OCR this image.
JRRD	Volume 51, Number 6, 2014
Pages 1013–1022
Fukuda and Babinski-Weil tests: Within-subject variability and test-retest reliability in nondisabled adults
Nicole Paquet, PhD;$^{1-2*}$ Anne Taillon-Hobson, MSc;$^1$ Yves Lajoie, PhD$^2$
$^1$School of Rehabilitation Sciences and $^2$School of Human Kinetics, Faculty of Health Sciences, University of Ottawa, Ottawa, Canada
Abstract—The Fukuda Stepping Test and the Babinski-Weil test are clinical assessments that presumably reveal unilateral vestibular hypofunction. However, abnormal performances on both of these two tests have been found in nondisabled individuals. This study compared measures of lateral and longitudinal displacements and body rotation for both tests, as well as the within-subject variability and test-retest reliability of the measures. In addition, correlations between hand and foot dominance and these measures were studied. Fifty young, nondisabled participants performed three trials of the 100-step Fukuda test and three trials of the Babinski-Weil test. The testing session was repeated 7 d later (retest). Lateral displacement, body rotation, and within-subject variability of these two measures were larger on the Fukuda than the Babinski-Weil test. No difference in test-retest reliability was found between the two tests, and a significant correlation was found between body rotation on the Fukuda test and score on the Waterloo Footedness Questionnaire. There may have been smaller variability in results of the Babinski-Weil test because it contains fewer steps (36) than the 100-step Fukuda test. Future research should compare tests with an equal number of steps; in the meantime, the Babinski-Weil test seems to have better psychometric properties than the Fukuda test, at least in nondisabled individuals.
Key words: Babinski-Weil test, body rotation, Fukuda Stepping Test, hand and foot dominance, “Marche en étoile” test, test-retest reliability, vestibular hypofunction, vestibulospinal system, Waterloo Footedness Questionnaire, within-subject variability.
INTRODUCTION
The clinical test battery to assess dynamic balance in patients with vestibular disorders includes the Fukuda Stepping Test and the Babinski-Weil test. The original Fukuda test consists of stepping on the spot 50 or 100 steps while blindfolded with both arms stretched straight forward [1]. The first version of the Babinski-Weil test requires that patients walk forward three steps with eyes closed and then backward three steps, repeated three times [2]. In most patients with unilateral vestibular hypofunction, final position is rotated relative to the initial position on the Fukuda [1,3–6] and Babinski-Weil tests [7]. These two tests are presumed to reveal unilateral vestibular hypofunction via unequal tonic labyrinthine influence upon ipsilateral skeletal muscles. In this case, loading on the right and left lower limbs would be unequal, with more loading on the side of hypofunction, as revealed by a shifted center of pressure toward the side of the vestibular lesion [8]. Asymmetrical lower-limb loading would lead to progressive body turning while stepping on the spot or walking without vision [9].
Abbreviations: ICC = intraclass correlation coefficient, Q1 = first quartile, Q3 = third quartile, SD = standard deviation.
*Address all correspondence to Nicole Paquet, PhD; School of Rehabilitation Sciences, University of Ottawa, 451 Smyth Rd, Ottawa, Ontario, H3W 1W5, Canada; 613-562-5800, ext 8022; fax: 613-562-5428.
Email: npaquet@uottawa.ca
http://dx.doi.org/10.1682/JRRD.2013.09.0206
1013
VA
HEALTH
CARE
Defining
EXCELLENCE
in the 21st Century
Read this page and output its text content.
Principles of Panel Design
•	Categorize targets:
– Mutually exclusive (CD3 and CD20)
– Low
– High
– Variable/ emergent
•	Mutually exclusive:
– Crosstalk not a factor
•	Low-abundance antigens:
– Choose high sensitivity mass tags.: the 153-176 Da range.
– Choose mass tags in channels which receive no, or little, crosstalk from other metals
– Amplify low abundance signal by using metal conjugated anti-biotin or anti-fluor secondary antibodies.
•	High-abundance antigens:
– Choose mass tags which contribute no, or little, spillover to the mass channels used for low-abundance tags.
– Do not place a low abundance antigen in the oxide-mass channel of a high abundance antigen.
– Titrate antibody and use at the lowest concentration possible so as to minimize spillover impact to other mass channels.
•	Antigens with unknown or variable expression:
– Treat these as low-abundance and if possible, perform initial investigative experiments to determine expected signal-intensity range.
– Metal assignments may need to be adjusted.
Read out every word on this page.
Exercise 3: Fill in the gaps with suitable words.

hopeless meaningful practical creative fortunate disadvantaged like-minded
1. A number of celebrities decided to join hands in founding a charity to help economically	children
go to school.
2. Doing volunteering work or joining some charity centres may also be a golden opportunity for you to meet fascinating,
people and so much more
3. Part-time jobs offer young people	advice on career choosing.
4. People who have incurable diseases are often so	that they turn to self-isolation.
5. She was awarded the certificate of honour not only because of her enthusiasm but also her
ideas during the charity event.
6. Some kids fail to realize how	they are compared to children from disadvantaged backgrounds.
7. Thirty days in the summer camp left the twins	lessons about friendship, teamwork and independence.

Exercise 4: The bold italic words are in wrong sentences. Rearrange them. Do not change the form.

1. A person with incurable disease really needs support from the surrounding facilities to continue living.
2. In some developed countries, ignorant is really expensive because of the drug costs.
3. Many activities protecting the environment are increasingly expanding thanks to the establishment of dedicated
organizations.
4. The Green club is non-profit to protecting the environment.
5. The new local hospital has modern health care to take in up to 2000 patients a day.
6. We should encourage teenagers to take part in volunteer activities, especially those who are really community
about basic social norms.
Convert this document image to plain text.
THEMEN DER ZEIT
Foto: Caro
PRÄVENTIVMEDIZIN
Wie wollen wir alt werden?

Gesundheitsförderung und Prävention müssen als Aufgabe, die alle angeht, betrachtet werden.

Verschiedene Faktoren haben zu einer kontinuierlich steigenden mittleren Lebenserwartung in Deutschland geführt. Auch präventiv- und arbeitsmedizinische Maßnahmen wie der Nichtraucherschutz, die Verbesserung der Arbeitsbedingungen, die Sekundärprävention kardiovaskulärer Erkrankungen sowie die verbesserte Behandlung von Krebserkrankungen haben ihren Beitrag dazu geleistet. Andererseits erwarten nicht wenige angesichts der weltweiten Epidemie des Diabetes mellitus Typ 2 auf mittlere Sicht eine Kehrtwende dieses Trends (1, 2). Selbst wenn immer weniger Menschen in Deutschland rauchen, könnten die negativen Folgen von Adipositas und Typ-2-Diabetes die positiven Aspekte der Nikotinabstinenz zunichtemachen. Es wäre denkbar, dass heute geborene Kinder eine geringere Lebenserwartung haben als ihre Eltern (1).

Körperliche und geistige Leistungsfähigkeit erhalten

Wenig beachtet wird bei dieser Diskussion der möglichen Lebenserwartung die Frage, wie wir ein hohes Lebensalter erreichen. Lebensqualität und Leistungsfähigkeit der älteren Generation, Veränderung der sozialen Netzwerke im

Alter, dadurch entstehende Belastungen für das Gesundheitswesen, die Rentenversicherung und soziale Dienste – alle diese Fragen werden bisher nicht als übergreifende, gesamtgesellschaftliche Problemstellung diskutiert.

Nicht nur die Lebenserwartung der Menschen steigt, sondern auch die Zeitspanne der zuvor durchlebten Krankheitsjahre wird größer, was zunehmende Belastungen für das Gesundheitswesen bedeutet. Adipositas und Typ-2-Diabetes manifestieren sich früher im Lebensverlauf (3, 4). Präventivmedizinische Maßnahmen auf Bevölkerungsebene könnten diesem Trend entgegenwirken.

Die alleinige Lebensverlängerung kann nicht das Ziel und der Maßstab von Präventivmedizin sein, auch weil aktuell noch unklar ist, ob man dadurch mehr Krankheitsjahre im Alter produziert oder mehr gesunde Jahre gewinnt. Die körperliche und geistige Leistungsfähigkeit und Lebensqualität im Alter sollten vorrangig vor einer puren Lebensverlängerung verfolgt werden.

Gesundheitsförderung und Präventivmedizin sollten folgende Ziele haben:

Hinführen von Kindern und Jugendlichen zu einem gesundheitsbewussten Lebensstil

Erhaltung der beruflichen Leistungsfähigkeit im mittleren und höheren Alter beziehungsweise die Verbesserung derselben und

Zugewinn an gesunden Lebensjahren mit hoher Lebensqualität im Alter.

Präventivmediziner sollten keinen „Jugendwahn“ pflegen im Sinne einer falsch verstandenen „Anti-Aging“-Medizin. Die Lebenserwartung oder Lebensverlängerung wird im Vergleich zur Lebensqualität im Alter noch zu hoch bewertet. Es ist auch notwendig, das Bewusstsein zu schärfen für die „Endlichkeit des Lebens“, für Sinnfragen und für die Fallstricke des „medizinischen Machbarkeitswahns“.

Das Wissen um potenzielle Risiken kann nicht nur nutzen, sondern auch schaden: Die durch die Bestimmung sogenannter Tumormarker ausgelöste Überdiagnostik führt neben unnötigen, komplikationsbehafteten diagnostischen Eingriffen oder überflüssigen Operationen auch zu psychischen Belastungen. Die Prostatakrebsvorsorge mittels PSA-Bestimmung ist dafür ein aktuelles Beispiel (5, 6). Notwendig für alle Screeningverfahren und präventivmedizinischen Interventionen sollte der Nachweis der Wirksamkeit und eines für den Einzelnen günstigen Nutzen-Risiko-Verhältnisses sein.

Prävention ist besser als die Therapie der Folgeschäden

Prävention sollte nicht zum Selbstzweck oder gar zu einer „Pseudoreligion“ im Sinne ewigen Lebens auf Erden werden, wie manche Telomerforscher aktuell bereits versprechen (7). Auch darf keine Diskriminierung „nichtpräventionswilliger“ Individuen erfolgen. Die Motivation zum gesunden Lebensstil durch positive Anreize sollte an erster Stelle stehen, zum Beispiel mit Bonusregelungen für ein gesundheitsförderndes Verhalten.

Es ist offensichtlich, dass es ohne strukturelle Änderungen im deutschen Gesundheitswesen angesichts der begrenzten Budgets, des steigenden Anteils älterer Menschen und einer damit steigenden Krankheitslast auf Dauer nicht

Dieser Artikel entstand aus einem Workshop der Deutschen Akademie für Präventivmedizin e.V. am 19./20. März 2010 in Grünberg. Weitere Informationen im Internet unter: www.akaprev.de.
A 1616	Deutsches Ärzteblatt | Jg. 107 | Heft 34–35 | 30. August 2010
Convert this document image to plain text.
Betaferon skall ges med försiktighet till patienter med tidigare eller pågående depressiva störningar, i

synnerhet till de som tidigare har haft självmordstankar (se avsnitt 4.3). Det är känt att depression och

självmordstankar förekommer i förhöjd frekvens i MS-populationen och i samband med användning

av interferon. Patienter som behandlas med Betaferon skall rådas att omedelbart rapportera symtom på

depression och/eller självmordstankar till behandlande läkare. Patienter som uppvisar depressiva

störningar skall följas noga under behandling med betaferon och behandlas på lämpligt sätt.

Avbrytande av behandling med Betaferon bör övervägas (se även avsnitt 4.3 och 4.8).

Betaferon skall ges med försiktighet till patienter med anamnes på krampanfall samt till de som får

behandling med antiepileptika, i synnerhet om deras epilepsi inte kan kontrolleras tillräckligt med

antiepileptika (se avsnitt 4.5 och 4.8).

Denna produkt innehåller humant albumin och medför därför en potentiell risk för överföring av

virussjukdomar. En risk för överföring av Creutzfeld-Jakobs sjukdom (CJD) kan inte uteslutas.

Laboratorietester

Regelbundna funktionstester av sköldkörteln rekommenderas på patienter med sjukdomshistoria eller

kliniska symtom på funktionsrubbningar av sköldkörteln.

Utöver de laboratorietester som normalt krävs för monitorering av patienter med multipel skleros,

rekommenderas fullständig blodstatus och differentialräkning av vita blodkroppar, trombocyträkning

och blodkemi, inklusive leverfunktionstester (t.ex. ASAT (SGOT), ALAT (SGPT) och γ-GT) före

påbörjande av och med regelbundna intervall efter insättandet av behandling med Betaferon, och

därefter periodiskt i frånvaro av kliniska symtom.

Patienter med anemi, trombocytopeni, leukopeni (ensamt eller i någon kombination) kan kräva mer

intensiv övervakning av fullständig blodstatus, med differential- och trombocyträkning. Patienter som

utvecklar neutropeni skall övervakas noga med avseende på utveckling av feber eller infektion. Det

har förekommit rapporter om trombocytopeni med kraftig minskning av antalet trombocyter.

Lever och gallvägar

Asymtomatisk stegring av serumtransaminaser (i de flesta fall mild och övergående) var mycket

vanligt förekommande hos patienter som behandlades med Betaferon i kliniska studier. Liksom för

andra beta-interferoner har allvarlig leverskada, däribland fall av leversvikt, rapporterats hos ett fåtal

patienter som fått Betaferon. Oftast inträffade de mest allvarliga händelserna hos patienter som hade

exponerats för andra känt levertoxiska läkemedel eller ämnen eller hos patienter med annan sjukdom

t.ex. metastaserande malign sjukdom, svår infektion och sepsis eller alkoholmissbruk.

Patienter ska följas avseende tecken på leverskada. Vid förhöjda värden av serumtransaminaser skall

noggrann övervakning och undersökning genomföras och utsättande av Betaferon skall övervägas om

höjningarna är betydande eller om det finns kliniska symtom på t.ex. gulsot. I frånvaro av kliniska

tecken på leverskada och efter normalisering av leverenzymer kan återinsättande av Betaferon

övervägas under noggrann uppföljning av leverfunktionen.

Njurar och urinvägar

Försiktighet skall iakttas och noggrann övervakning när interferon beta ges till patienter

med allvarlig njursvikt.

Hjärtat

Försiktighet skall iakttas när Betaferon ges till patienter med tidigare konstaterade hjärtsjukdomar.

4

::::

== EXERCISE ==
If a line in the records above contains "little", copy that line.

== TASK ANSWER ==
– Choose mass tags in channels which receive no, or little, crosstalk from other metals
– Choose mass tags which contribute no, or little, spillover to the mass channels used for low-abundance tags.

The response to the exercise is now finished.